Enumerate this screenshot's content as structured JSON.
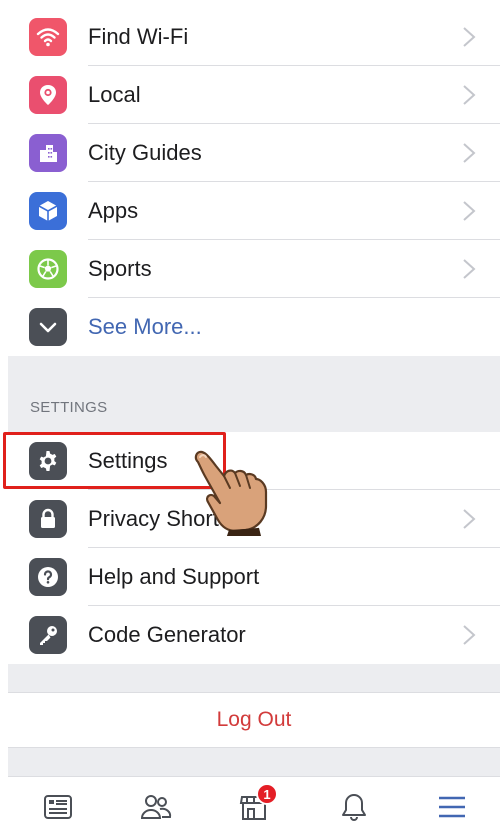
{
  "menu": {
    "items": [
      {
        "label": "Find Wi-Fi",
        "icon": "wifi-icon",
        "color": "#f0566a",
        "chevron": true
      },
      {
        "label": "Local",
        "icon": "location-pin-icon",
        "color": "#ea4f6f",
        "chevron": true
      },
      {
        "label": "City Guides",
        "icon": "city-buildings-icon",
        "color": "#8a5fd1",
        "chevron": true
      },
      {
        "label": "Apps",
        "icon": "cube-icon",
        "color": "#3b6fd8",
        "chevron": true
      },
      {
        "label": "Sports",
        "icon": "soccer-ball-icon",
        "color": "#7cc94a",
        "chevron": true
      },
      {
        "label": "See More...",
        "icon": "chevron-down-icon",
        "color": "#4b4f56",
        "chevron": false
      }
    ]
  },
  "settings_section": {
    "header": "SETTINGS",
    "items": [
      {
        "label": "Settings",
        "icon": "gear-icon",
        "color": "#4b4f56",
        "chevron": false
      },
      {
        "label": "Privacy Shortcuts",
        "icon": "lock-icon",
        "color": "#4b4f56",
        "chevron": true
      },
      {
        "label": "Help and Support",
        "icon": "question-icon",
        "color": "#4b4f56",
        "chevron": false
      },
      {
        "label": "Code Generator",
        "icon": "key-icon",
        "color": "#4b4f56",
        "chevron": true
      }
    ]
  },
  "logout": {
    "label": "Log Out",
    "color": "#d23b3b"
  },
  "tabbar": {
    "tabs": [
      {
        "icon": "news-feed-icon"
      },
      {
        "icon": "friends-icon"
      },
      {
        "icon": "marketplace-icon",
        "badge": "1"
      },
      {
        "icon": "bell-icon"
      },
      {
        "icon": "menu-icon",
        "active": true
      }
    ]
  },
  "colors": {
    "accent": "#4267b2",
    "highlight": "#e0201b",
    "badge": "#e41e26"
  }
}
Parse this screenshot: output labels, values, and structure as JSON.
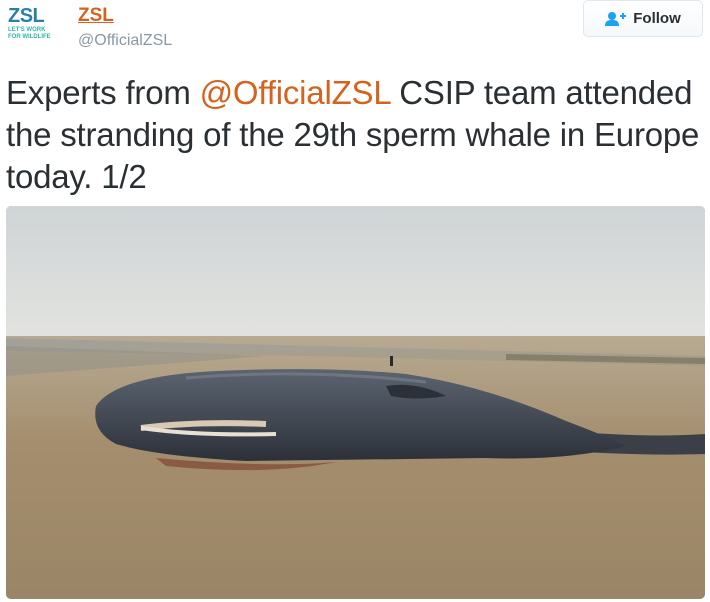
{
  "account": {
    "logo_text": "ZSL",
    "logo_tagline_1": "LET'S WORK",
    "logo_tagline_2": "FOR WILDLIFE",
    "display_name": "ZSL",
    "handle": "@OfficialZSL"
  },
  "follow_button": {
    "label": "Follow",
    "icon": "add-user-icon"
  },
  "tweet": {
    "text_before": "Experts from ",
    "mention": "@OfficialZSL",
    "text_after": " CSIP team attended the stranding of the 29th sperm whale in Europe today. 1/2"
  },
  "media": {
    "subject": "sperm-whale-photo"
  },
  "colors": {
    "brand_orange": "#d4631f",
    "logo_blue": "#2a7fa9",
    "logo_teal": "#30b6a6",
    "muted": "#8899a6"
  }
}
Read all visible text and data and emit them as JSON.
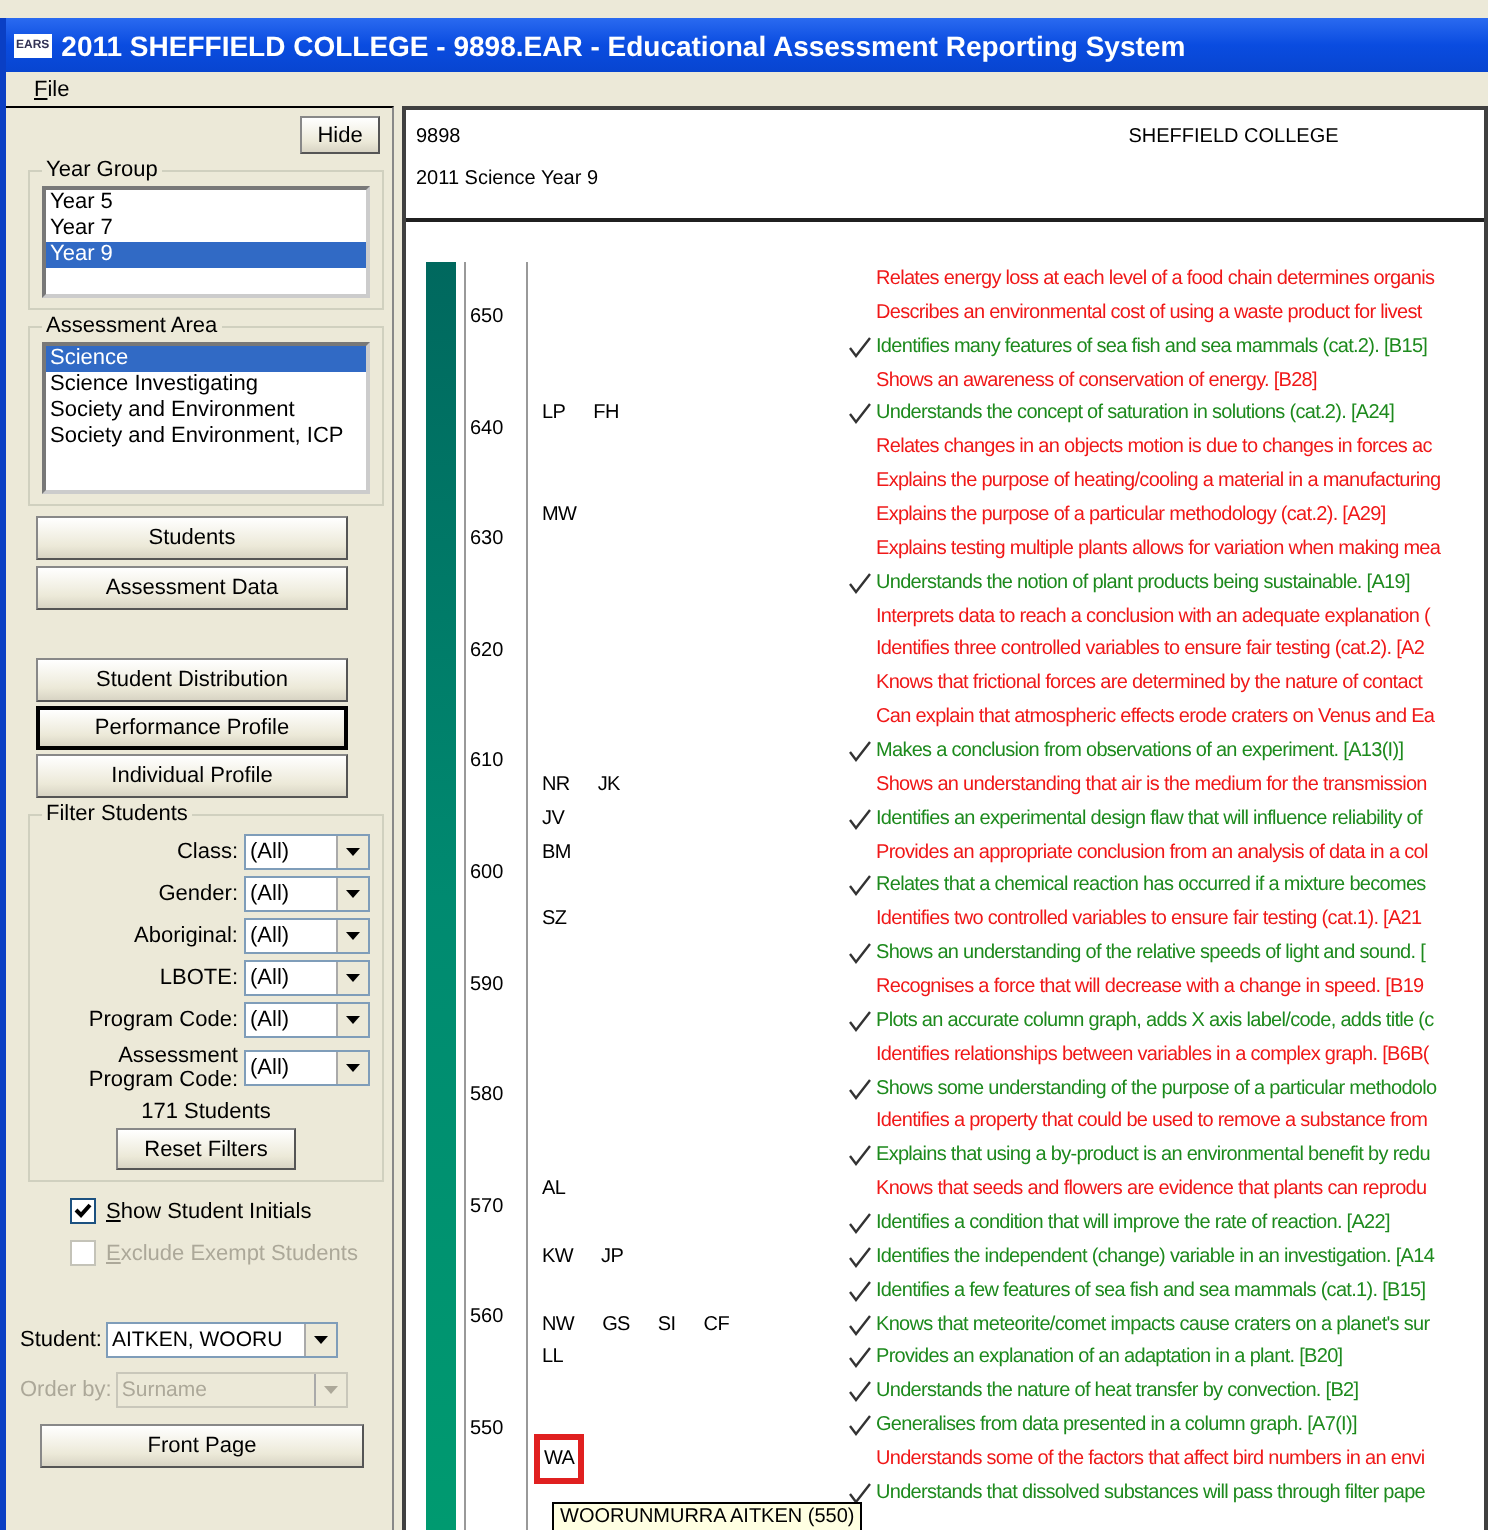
{
  "window": {
    "title": "2011 SHEFFIELD COLLEGE - 9898.EAR - Educational Assessment Reporting System",
    "icon_text": "EARS"
  },
  "menu": [
    "File"
  ],
  "sidebar": {
    "hide_button": "Hide",
    "year_group": {
      "title": "Year Group",
      "items": [
        {
          "label": "Year 5",
          "selected": false
        },
        {
          "label": "Year 7",
          "selected": false
        },
        {
          "label": "Year 9",
          "selected": true
        }
      ]
    },
    "assessment_area": {
      "title": "Assessment Area",
      "items": [
        {
          "label": "Science",
          "selected": true
        },
        {
          "label": "Science Investigating",
          "selected": false
        },
        {
          "label": "Society and Environment",
          "selected": false
        },
        {
          "label": "Society and Environment, ICP",
          "selected": false
        }
      ]
    },
    "data_buttons": [
      "Students",
      "Assessment Data"
    ],
    "report_buttons": [
      {
        "label": "Student Distribution",
        "selected": false
      },
      {
        "label": "Performance Profile",
        "selected": true
      },
      {
        "label": "Individual Profile",
        "selected": false
      }
    ],
    "filter": {
      "title": "Filter Students",
      "filters": [
        {
          "label": "Class:",
          "value": "(All)"
        },
        {
          "label": "Gender:",
          "value": "(All)"
        },
        {
          "label": "Aboriginal:",
          "value": "(All)"
        },
        {
          "label": "LBOTE:",
          "value": "(All)"
        },
        {
          "label": "Program Code:",
          "value": "(All)"
        },
        {
          "label": "Assessment Program Code:",
          "value": "(All)"
        }
      ],
      "count": "171 Students",
      "reset_button": "Reset Filters"
    },
    "checkboxes": [
      {
        "label": "Show Student Initials",
        "checked": true,
        "disabled": false
      },
      {
        "label": "Exclude Exempt Students",
        "checked": false,
        "disabled": true
      }
    ],
    "selects": [
      {
        "label": "Student:",
        "value": "AITKEN, WOORU",
        "disabled": false
      },
      {
        "label": "Order by:",
        "value": "Surname",
        "disabled": true
      }
    ],
    "front_page_button": "Front Page"
  },
  "report": {
    "code": "9898",
    "school": "SHEFFIELD COLLEGE",
    "subtitle": "2011 Science Year 9",
    "scale": [
      "650",
      "640",
      "630",
      "620",
      "610",
      "600",
      "590",
      "580",
      "570",
      "560",
      "550"
    ],
    "rows": [
      {
        "text": "Relates energy loss at each level of a food chain determines organis",
        "achieved": false
      },
      {
        "text": "Describes an environmental cost of using a waste product for livest",
        "achieved": false
      },
      {
        "text": "Identifies many features of sea fish and sea mammals (cat.2). [B15]",
        "achieved": true
      },
      {
        "text": "Shows an awareness of conservation of energy. [B28]",
        "achieved": false
      },
      {
        "text": "Understands the concept of saturation in solutions (cat.2). [A24]",
        "achieved": true,
        "initials": [
          {
            "text": "LP",
            "highlighted": false
          },
          {
            "text": "FH",
            "highlighted": false
          }
        ]
      },
      {
        "text": "Relates changes in an objects motion is due to changes in forces ac",
        "achieved": false
      },
      {
        "text": "Explains the purpose of heating/cooling a material in a manufacturing",
        "achieved": false
      },
      {
        "text": "Explains the purpose of a particular methodology (cat.2). [A29]",
        "achieved": false,
        "initials": [
          {
            "text": "MW",
            "highlighted": false
          }
        ]
      },
      {
        "text": "Explains testing multiple plants allows for variation when making mea",
        "achieved": false
      },
      {
        "text": "Understands the notion of plant products being sustainable. [A19]",
        "achieved": true
      },
      {
        "text": "Interprets data to reach a conclusion with an adequate explanation (",
        "achieved": false
      },
      {
        "text": "Identifies three controlled variables to ensure fair testing (cat.2). [A2",
        "achieved": false
      },
      {
        "text": "Knows that frictional forces are determined by the nature of contact",
        "achieved": false
      },
      {
        "text": "Can explain that atmospheric effects erode craters on Venus and Ea",
        "achieved": false
      },
      {
        "text": "Makes a conclusion from observations of an experiment. [A13(I)]",
        "achieved": true
      },
      {
        "text": "Shows an understanding that air is the medium for the transmission",
        "achieved": false,
        "initials": [
          {
            "text": "NR",
            "highlighted": false
          },
          {
            "text": "JK",
            "highlighted": false
          }
        ]
      },
      {
        "text": "Identifies an experimental design flaw that will influence reliability of",
        "achieved": true,
        "initials": [
          {
            "text": "JV",
            "highlighted": false
          }
        ]
      },
      {
        "text": "Provides an appropriate conclusion from an analysis of data in a col",
        "achieved": false,
        "initials": [
          {
            "text": "BM",
            "highlighted": false
          }
        ]
      },
      {
        "text": "Relates that a chemical reaction has occurred if a mixture becomes",
        "achieved": true
      },
      {
        "text": "Identifies two controlled variables to ensure fair testing (cat.1). [A21",
        "achieved": false,
        "initials": [
          {
            "text": "SZ",
            "highlighted": false
          }
        ]
      },
      {
        "text": "Shows an understanding of the relative speeds of light and sound. [",
        "achieved": true
      },
      {
        "text": "Recognises a force that will decrease with a change in speed. [B19",
        "achieved": false
      },
      {
        "text": "Plots an accurate column graph, adds X axis label/code, adds title (c",
        "achieved": true
      },
      {
        "text": "Identifies relationships between variables in a complex graph. [B6B(",
        "achieved": false
      },
      {
        "text": "Shows some understanding of the purpose of a particular methodolo",
        "achieved": true
      },
      {
        "text": "Identifies a property that could be used to remove a substance from",
        "achieved": false
      },
      {
        "text": "Explains that using a by-product is an environmental benefit by redu",
        "achieved": true
      },
      {
        "text": "Knows that seeds and flowers are evidence that plants can reprodu",
        "achieved": false,
        "initials": [
          {
            "text": "AL",
            "highlighted": false
          }
        ]
      },
      {
        "text": "Identifies a condition that will improve the rate of reaction. [A22]",
        "achieved": true
      },
      {
        "text": "Identifies the independent (change) variable in an investigation. [A14",
        "achieved": true,
        "initials": [
          {
            "text": "KW",
            "highlighted": false
          },
          {
            "text": "JP",
            "highlighted": false
          }
        ]
      },
      {
        "text": "Identifies a few features of sea fish and sea mammals (cat.1). [B15]",
        "achieved": true
      },
      {
        "text": "Knows that meteorite/comet impacts cause craters on a planet's sur",
        "achieved": true,
        "initials": [
          {
            "text": "NW",
            "highlighted": false
          },
          {
            "text": "GS",
            "highlighted": false
          },
          {
            "text": "SI",
            "highlighted": false
          },
          {
            "text": "CF",
            "highlighted": false
          }
        ]
      },
      {
        "text": "Provides an explanation of an adaptation in a plant. [B20]",
        "achieved": true,
        "initials": [
          {
            "text": "LL",
            "highlighted": false
          }
        ]
      },
      {
        "text": "Understands the nature of heat transfer by convection. [B2]",
        "achieved": true
      },
      {
        "text": "Generalises from data presented in a column graph. [A7(I)]",
        "achieved": true
      },
      {
        "text": "Understands some of the factors that affect bird numbers in an envi",
        "achieved": false,
        "initials": [
          {
            "text": "WA",
            "highlighted": true
          }
        ]
      },
      {
        "text": "Understands that dissolved substances will pass through filter pape",
        "achieved": true
      }
    ],
    "tooltip": "WOORUNMURRA AITKEN (550)"
  }
}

§

● What the task requires
Give every line of the material that includes the string "this".

● Result of the task
Enumerate this screenshot's content as structured JSON.
Parse this screenshot: output labels, values, and structure as JSON.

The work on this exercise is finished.